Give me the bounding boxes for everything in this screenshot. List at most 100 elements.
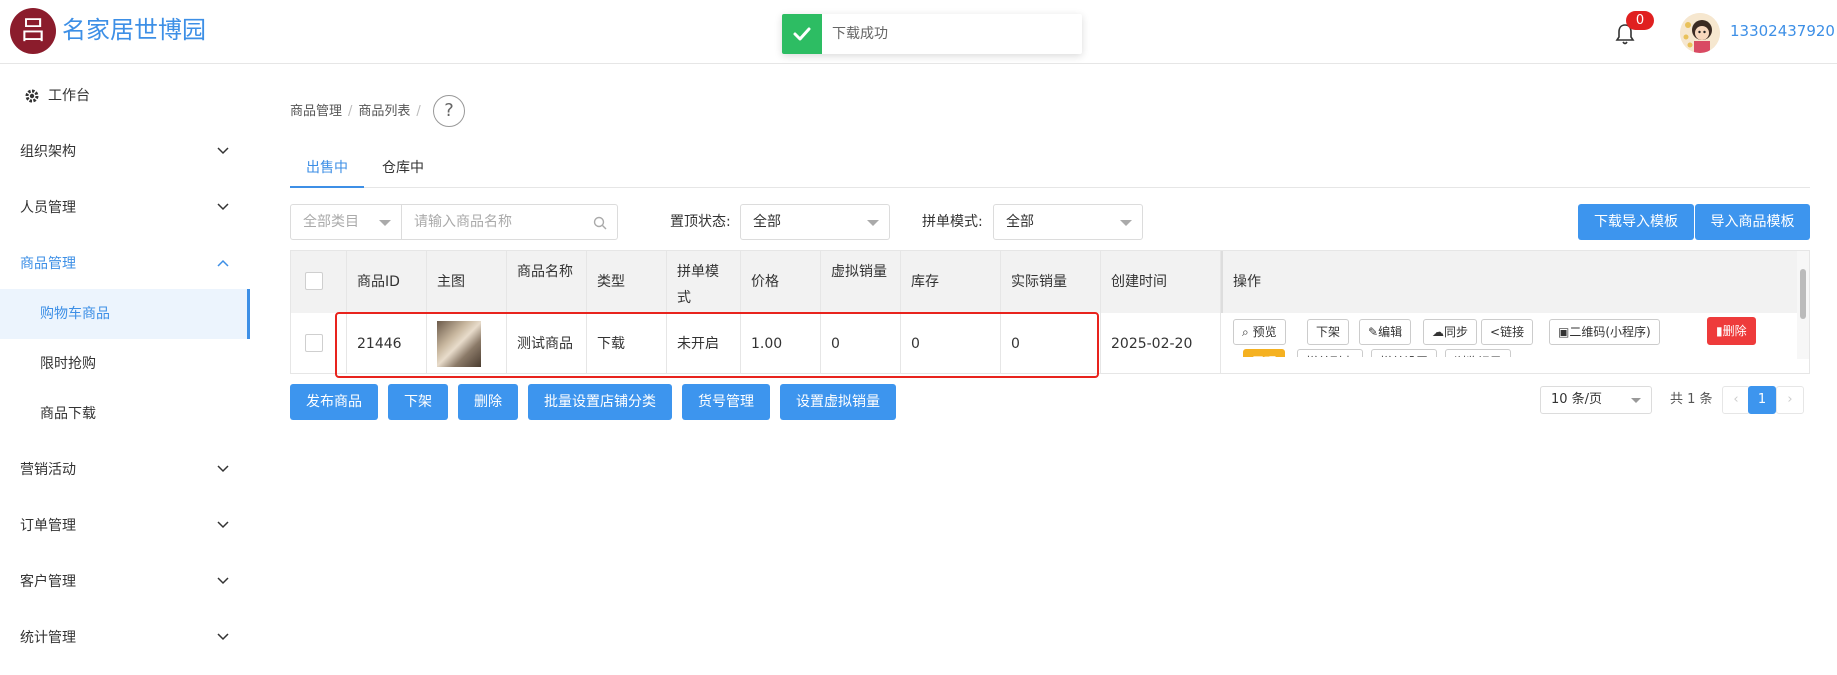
link-button[interactable]: <链接 — [1481, 319, 1534, 345]
category-select[interactable]: 全部类目 — [290, 204, 402, 240]
download-template-button[interactable]: 下载导入模板 — [1578, 204, 1694, 240]
check-icon — [782, 14, 822, 54]
next-page-button[interactable]: › — [1776, 386, 1804, 414]
username[interactable]: 13302437920 — [1730, 21, 1835, 41]
sidebar: 工作台 组织架构 人员管理 商品管理 购物车商品 限时抢购 商品下载 营销活动 … — [0, 64, 250, 675]
header-id: 商品ID — [347, 251, 427, 313]
group-mode-select[interactable]: 全部 — [993, 204, 1143, 240]
header-stock: 库存 — [901, 251, 1001, 313]
batch-delete-button[interactable]: 删除 — [458, 384, 518, 420]
sidebar-item-marketing[interactable]: 营销活动 — [0, 442, 250, 498]
total-count: 共 1 条 — [1670, 392, 1713, 407]
preview-label: 预览 — [1252, 325, 1277, 339]
sidebar-item-customers[interactable]: 客户管理 — [0, 554, 250, 610]
header-name: 商品名称 — [507, 251, 587, 313]
chevron-down-icon — [217, 203, 229, 211]
sidebar-item-label: 商品管理 — [20, 256, 76, 272]
ops-scrollbar[interactable] — [1797, 251, 1809, 359]
sync-button[interactable]: ☁同步 — [1423, 319, 1478, 345]
brand-logo[interactable]: 吕 — [10, 8, 56, 54]
sidebar-subitem-label: 商品下载 — [40, 406, 96, 422]
header-image: 主图 — [427, 251, 507, 313]
goods-name-input[interactable]: 请输入商品名称 — [401, 204, 618, 240]
group-mode-label: 拼单模式: — [922, 214, 983, 230]
prev-page-button[interactable]: ‹ — [1722, 386, 1750, 414]
qrcode-button[interactable]: ▣二维码(小程序) — [1549, 319, 1660, 345]
caret-down-icon — [379, 220, 391, 226]
qrcode-label: 二维码(小程序) — [1569, 325, 1651, 339]
sidebar-subitem-goods-download[interactable]: 商品下载 — [0, 389, 250, 439]
chevron-down-icon — [217, 465, 229, 473]
tab-in-warehouse[interactable]: 仓库中 — [366, 154, 440, 188]
sidebar-subitem-cart-goods[interactable]: 购物车商品 — [0, 289, 250, 339]
breadcrumb-goods-list[interactable]: 商品列表 — [358, 104, 410, 119]
sidebar-item-label: 工作台 — [48, 88, 90, 104]
brand-logo-glyph: 吕 — [19, 16, 46, 46]
top-status-label: 置顶状态: — [670, 214, 731, 230]
row-actions: ⌕ 预览 下架 ✎编辑 ☁同步 <链接 ▣二维码(小程序) ▮删除 置顶 拼单列… — [1229, 313, 1797, 357]
delete-label: 删除 — [1722, 324, 1747, 338]
gear-icon — [25, 89, 39, 103]
sidebar-item-goods[interactable]: 商品管理 — [0, 236, 250, 292]
caret-down-icon — [1631, 398, 1641, 403]
pin-button[interactable]: 置顶 — [1243, 349, 1286, 357]
cloud-upload-icon: ☁ — [1432, 325, 1444, 339]
preview-button[interactable]: ⌕ 预览 — [1233, 319, 1286, 345]
scrollbar-thumb[interactable] — [1800, 269, 1806, 319]
pencil-icon: ✎ — [1368, 325, 1379, 339]
select-all-checkbox[interactable] — [305, 272, 323, 290]
page-size-value: 10 条/页 — [1551, 392, 1603, 407]
sidebar-item-label: 客户管理 — [20, 574, 76, 590]
top-status-select[interactable]: 全部 — [740, 204, 890, 240]
avatar[interactable] — [1680, 13, 1720, 53]
breadcrumb-goods[interactable]: 商品管理 — [290, 104, 342, 119]
publish-goods-button[interactable]: 发布商品 — [290, 384, 378, 420]
header-group-mode: 拼单模式 — [667, 251, 741, 313]
sidebar-item-stats[interactable]: 统计管理 — [0, 610, 250, 666]
breadcrumb-separator: / — [348, 104, 353, 119]
search-icon[interactable] — [593, 216, 607, 230]
header-virtual-sales: 虚拟销量 — [821, 251, 901, 313]
status-tabs: 出售中 仓库中 — [290, 154, 1810, 188]
virtual-sales-button[interactable]: 设置虚拟销量 — [780, 384, 896, 420]
tab-on-sale[interactable]: 出售中 — [290, 154, 364, 188]
page-size-select[interactable]: 10 条/页 — [1540, 386, 1652, 414]
chevron-up-icon — [217, 259, 229, 267]
batch-offline-button[interactable]: 下架 — [388, 384, 448, 420]
sku-manage-button[interactable]: 货号管理 — [682, 384, 770, 420]
chevron-down-icon — [217, 521, 229, 529]
sidebar-item-orders[interactable]: 订单管理 — [0, 498, 250, 554]
header-actual-sales: 实际销量 — [1001, 251, 1101, 313]
help-icon[interactable]: ? — [433, 95, 465, 127]
category-select-value: 全部类目 — [303, 214, 359, 230]
cell-created: 2025-02-20 — [1101, 313, 1221, 374]
sidebar-subitem-label: 限时抢购 — [40, 356, 96, 372]
group-list-button[interactable]: 拼单列表 — [1297, 349, 1364, 357]
success-toast: 下载成功 — [782, 14, 1082, 54]
group-settings-button[interactable]: 拼单设置 — [1371, 349, 1438, 357]
sidebar-item-staff[interactable]: 人员管理 — [0, 180, 250, 236]
image-icon: ▣ — [1558, 325, 1570, 339]
sidebar-item-workbench[interactable]: 工作台 — [0, 68, 250, 124]
share-icon: < — [1490, 325, 1501, 339]
chevron-down-icon — [217, 147, 229, 155]
batch-category-button[interactable]: 批量设置店铺分类 — [528, 384, 672, 420]
offline-button[interactable]: 下架 — [1307, 319, 1350, 345]
search-icon: ⌕ — [1242, 325, 1249, 339]
delete-button[interactable]: ▮删除 — [1707, 317, 1756, 345]
sidebar-subitem-flash-sale[interactable]: 限时抢购 — [0, 339, 250, 389]
browse-log-button[interactable]: 浏览记录 — [1445, 349, 1512, 357]
sidebar-item-org[interactable]: 组织架构 — [0, 124, 250, 180]
edit-button[interactable]: ✎编辑 — [1359, 319, 1412, 345]
goods-name-placeholder: 请输入商品名称 — [414, 214, 512, 230]
brand-name[interactable]: 名家居世博园 — [62, 14, 206, 46]
sidebar-item-label: 统计管理 — [20, 630, 76, 646]
page-1-button[interactable]: 1 — [1748, 386, 1776, 414]
header-ops: 操作 — [1221, 251, 1797, 313]
breadcrumb-separator: / — [416, 104, 421, 119]
edit-label: 编辑 — [1378, 325, 1403, 339]
sidebar-item-label: 营销活动 — [20, 462, 76, 478]
import-template-button[interactable]: 导入商品模板 — [1695, 204, 1810, 240]
row-checkbox[interactable] — [305, 334, 323, 352]
sync-label: 同步 — [1444, 325, 1469, 339]
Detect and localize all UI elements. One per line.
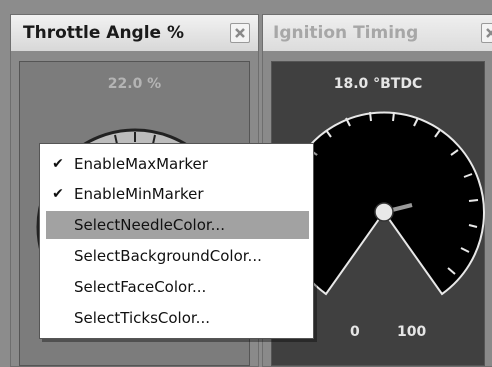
menu-item-label: SelectBackgroundColor... (74, 247, 262, 265)
close-icon[interactable] (230, 23, 250, 43)
menu-item-select-background-color[interactable]: SelectBackgroundColor... (46, 242, 309, 270)
menu-item-label: EnableMinMarker (74, 185, 204, 203)
ignition-scale-max: 100 (397, 324, 427, 340)
close-icon[interactable] (481, 23, 492, 43)
menu-item-label: SelectTicksColor... (74, 309, 210, 327)
throttle-angle-titlebar[interactable]: Throttle Angle % (11, 15, 258, 52)
ignition-timing-title: Ignition Timing (273, 23, 419, 43)
ignition-timing-titlebar[interactable]: Ignition Timing (263, 15, 492, 52)
menu-item-label: SelectFaceColor... (74, 278, 207, 296)
menu-item-select-needle-color[interactable]: SelectNeedleColor... (46, 211, 309, 239)
ignition-needle-hub (374, 202, 394, 222)
ignition-scale-min: 0 (350, 324, 360, 340)
menu-item-select-face-color[interactable]: SelectFaceColor... (46, 273, 309, 301)
throttle-angle-title: Throttle Angle % (23, 23, 185, 43)
menu-item-label: EnableMaxMarker (74, 155, 208, 173)
menu-item-label: SelectNeedleColor... (74, 216, 225, 234)
menu-item-enable-max-marker[interactable]: ✔ EnableMaxMarker (46, 150, 309, 178)
menu-item-enable-min-marker[interactable]: ✔ EnableMinMarker (46, 180, 309, 208)
menu-item-select-ticks-color[interactable]: SelectTicksColor... (46, 304, 309, 332)
checkmark-icon: ✔ (52, 156, 64, 172)
gauge-context-menu: ✔ EnableMaxMarker ✔ EnableMinMarker Sele… (39, 143, 314, 339)
checkmark-icon: ✔ (52, 186, 64, 202)
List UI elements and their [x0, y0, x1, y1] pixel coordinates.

### [Exercise objective]
Render the lines from the one containing "menu-item-label: SelectBackgroundColor... (74, 247, 262, 265)" through the one containing "menu-item-enable-max-marker[interactable]: ✔ EnableMaxMarker", both included, as a JSON list of strings with one string per line and no blank lines.

### [The answer]
[
  "menu-item-label: SelectBackgroundColor... (74, 247, 262, 265)",
  "close-icon[interactable] (230, 23, 250, 43)",
  "menu-item-select-background-color[interactable]: SelectBackgroundColor... (46, 242, 309, 270)",
  "menu-item-label: EnableMinMarker (74, 185, 204, 203)",
  "ignition-scale-max: 100 (397, 324, 427, 340)",
  "close-icon[interactable] (481, 23, 492, 43)",
  "menu-item-label: SelectTicksColor... (74, 309, 210, 327)",
  "throttle-angle-titlebar[interactable]: Throttle Angle % (11, 15, 258, 52)",
  "ignition-timing-title: Ignition Timing (273, 23, 419, 43)",
  "ignition-timing-titlebar[interactable]: Ignition Timing (263, 15, 492, 52)",
  "menu-item-label: SelectFaceColor... (74, 278, 207, 296)",
  "menu-item-select-needle-color[interactable]: SelectNeedleColor... (46, 211, 309, 239)",
  "ignition-needle-hub (374, 202, 394, 222)",
  "ignition-scale-min: 0 (350, 324, 360, 340)",
  "menu-item-select-face-color[interactable]: SelectFaceColor... (46, 273, 309, 301)",
  "throttle-angle-title: Throttle Angle % (23, 23, 185, 43)",
  "menu-item-label: EnableMaxMarker (74, 155, 208, 173)",
  "menu-item-label: SelectNeedleColor... (74, 216, 225, 234)",
  "menu-item-enable-max-marker[interactable]: ✔ EnableMaxMarker (46, 150, 309, 178)"
]